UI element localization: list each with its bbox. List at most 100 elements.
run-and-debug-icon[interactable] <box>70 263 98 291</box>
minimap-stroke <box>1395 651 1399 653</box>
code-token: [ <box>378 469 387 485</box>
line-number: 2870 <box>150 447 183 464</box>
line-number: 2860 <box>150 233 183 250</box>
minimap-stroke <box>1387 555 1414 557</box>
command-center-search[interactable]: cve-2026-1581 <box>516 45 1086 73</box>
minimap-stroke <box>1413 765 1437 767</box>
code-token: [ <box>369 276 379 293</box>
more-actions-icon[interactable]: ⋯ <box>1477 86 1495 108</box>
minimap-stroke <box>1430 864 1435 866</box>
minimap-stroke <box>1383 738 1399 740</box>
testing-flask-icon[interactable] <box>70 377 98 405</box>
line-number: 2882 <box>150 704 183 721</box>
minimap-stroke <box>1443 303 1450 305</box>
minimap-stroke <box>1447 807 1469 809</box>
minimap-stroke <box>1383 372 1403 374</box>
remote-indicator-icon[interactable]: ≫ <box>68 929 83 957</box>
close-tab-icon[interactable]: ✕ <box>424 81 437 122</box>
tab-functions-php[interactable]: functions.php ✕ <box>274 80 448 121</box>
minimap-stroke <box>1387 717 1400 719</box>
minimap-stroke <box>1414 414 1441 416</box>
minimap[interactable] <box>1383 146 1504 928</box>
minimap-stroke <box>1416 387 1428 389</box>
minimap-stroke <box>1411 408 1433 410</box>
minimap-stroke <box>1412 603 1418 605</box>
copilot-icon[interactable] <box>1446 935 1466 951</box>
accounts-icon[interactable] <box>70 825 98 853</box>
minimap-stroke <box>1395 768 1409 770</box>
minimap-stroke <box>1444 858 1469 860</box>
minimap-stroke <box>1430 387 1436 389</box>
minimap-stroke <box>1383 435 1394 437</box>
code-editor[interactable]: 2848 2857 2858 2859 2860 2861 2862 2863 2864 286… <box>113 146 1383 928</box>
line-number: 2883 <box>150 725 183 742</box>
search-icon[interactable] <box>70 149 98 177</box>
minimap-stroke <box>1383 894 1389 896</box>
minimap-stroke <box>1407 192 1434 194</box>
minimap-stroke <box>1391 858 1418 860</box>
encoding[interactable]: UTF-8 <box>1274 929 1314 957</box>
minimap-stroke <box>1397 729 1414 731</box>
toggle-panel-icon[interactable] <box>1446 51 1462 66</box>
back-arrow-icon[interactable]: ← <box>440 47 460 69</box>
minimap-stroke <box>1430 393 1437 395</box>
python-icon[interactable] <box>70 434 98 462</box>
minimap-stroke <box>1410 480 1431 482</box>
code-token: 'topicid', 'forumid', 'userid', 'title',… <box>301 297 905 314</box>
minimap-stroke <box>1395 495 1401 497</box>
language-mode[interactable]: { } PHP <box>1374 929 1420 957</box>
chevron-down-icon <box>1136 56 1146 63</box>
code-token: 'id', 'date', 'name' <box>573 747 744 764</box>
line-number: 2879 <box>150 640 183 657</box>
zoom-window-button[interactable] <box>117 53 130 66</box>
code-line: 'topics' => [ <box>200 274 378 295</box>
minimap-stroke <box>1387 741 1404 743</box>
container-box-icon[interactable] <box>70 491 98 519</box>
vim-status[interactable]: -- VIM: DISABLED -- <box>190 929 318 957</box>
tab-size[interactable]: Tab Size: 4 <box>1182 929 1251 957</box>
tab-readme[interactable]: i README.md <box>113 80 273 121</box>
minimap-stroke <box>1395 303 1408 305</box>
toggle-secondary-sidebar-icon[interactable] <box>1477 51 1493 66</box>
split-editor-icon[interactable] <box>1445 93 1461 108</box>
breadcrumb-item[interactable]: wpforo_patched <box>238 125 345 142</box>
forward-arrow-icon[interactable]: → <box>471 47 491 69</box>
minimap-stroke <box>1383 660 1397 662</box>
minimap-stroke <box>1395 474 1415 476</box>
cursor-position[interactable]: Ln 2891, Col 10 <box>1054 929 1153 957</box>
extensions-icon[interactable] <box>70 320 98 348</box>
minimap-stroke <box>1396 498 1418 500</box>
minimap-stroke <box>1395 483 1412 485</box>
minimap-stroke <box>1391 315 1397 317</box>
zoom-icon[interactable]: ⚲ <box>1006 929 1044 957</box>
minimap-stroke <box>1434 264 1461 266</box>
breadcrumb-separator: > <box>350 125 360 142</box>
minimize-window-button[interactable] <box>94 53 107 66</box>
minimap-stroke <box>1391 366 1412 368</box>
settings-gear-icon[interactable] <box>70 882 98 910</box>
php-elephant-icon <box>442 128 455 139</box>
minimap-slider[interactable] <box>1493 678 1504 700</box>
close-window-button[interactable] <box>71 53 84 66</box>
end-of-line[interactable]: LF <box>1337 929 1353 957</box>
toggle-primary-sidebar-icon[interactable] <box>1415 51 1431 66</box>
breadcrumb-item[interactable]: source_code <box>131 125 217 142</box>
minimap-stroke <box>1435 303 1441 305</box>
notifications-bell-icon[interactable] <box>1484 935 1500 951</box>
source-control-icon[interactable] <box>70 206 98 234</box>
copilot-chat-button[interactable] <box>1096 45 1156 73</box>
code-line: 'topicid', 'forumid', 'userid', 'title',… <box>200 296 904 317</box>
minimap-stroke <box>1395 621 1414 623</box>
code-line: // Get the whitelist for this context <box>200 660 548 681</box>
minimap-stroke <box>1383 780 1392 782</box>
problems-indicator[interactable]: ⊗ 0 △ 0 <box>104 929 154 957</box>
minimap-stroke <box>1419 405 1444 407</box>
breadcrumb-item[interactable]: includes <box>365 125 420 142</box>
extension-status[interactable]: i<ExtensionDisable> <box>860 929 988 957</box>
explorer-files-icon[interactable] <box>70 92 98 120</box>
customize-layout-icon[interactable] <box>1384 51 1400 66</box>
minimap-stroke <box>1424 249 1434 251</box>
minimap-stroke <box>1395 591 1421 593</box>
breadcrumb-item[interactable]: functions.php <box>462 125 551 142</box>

...

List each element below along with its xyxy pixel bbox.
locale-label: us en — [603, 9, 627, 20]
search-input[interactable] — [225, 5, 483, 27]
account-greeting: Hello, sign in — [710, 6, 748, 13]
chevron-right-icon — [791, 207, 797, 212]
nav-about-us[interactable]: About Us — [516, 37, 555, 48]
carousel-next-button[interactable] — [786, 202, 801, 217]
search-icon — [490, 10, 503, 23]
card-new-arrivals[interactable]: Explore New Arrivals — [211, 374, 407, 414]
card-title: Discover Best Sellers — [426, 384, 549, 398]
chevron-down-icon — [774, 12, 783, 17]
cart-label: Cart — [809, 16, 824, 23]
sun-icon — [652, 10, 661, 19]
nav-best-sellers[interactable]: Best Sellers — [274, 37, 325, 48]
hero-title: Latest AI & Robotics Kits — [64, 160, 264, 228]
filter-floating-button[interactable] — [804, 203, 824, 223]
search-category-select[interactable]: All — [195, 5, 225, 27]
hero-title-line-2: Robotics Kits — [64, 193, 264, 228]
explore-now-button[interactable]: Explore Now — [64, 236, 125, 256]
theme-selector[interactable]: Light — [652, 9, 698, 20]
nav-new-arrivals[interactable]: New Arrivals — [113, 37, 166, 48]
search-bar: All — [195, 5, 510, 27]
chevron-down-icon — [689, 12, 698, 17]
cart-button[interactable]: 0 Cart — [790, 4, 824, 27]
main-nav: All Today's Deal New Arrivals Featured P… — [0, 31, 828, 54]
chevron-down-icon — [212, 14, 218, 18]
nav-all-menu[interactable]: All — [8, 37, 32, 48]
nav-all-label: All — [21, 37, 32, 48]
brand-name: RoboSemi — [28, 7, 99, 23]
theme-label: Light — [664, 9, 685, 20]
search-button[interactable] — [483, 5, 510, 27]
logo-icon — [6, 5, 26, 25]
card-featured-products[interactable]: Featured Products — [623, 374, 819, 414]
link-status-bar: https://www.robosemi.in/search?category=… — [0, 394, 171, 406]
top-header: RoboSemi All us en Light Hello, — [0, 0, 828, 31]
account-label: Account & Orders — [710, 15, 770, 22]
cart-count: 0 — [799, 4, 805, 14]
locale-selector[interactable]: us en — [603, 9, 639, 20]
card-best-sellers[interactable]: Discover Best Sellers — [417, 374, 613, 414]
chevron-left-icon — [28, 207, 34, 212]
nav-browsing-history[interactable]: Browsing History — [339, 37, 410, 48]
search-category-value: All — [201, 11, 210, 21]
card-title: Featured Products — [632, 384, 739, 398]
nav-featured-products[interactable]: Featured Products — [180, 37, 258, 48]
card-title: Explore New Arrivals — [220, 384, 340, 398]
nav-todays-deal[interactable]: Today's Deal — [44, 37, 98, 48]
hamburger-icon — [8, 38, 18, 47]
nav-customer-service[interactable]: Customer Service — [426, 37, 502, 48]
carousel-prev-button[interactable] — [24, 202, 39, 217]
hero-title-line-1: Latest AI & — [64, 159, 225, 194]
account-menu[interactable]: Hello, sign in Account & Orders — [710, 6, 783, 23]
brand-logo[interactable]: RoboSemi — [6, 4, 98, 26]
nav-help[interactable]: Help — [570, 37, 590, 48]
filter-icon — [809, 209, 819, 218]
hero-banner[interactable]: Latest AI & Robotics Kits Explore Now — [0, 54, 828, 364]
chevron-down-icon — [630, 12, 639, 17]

...

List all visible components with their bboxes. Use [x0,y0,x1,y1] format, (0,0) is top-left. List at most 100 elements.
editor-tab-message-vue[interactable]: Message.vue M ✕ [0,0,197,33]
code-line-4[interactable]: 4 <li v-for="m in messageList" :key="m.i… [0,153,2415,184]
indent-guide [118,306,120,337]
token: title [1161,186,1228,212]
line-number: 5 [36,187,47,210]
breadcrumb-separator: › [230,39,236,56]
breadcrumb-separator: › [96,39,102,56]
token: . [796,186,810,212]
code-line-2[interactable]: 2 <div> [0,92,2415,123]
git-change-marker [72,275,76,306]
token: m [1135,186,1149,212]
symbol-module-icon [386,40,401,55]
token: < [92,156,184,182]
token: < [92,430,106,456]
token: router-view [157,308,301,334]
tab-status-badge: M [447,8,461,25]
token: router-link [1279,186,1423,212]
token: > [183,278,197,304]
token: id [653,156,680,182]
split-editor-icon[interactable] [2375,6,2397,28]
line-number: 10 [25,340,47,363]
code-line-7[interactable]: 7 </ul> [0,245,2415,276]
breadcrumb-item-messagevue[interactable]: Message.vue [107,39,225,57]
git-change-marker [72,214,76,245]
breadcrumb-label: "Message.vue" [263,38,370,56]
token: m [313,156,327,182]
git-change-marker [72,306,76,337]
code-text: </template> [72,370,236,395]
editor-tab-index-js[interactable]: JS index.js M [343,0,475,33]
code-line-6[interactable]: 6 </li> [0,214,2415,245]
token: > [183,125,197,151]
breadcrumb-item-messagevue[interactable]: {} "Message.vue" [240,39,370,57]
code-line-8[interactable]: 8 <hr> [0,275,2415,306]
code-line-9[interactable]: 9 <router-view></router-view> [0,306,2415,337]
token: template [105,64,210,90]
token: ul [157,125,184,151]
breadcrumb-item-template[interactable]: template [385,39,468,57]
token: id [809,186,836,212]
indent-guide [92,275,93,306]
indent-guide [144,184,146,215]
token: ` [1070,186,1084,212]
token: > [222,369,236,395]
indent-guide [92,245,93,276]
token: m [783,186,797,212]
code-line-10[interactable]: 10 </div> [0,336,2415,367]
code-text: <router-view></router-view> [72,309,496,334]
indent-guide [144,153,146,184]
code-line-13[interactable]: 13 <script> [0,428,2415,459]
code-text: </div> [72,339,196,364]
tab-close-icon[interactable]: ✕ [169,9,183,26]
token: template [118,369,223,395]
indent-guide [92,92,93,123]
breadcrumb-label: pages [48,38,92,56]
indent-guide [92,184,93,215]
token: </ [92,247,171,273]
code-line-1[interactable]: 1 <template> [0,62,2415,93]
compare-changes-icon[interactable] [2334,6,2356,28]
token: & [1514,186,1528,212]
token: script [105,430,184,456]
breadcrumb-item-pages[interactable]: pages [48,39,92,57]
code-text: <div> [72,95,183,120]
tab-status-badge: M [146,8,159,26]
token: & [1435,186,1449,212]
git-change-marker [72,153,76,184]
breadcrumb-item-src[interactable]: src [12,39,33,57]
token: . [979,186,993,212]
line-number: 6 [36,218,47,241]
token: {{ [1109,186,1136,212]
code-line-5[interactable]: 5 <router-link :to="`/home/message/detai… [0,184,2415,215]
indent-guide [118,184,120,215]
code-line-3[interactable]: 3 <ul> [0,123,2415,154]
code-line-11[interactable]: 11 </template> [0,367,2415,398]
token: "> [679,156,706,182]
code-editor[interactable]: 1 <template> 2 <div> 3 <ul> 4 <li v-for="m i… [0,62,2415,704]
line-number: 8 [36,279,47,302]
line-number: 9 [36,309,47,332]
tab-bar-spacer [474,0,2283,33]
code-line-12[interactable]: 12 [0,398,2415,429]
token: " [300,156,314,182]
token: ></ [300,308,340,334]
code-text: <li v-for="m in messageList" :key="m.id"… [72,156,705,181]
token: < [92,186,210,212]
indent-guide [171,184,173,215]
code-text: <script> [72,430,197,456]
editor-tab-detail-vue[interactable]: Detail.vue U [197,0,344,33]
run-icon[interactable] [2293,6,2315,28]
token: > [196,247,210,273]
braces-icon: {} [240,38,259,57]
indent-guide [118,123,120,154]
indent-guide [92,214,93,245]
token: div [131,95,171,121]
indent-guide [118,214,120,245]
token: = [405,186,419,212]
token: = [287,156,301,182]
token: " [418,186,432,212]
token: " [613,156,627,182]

* WRITTEN PROBLEM: Transcribe the listing lines running from the line containing "List each element" through the line containing "search-icon — [490, 10, 503, 23]", both ends included.

* WRITTEN RESPONSE:
List each element below along with its xyxy pixel bbox.
locale-label: us en — [603, 9, 627, 20]
search-input[interactable] — [225, 5, 483, 27]
account-greeting: Hello, sign in — [710, 6, 748, 13]
chevron-right-icon — [791, 207, 797, 212]
nav-about-us[interactable]: About Us — [516, 37, 555, 48]
carousel-next-button[interactable] — [786, 202, 801, 217]
search-icon — [490, 10, 503, 23]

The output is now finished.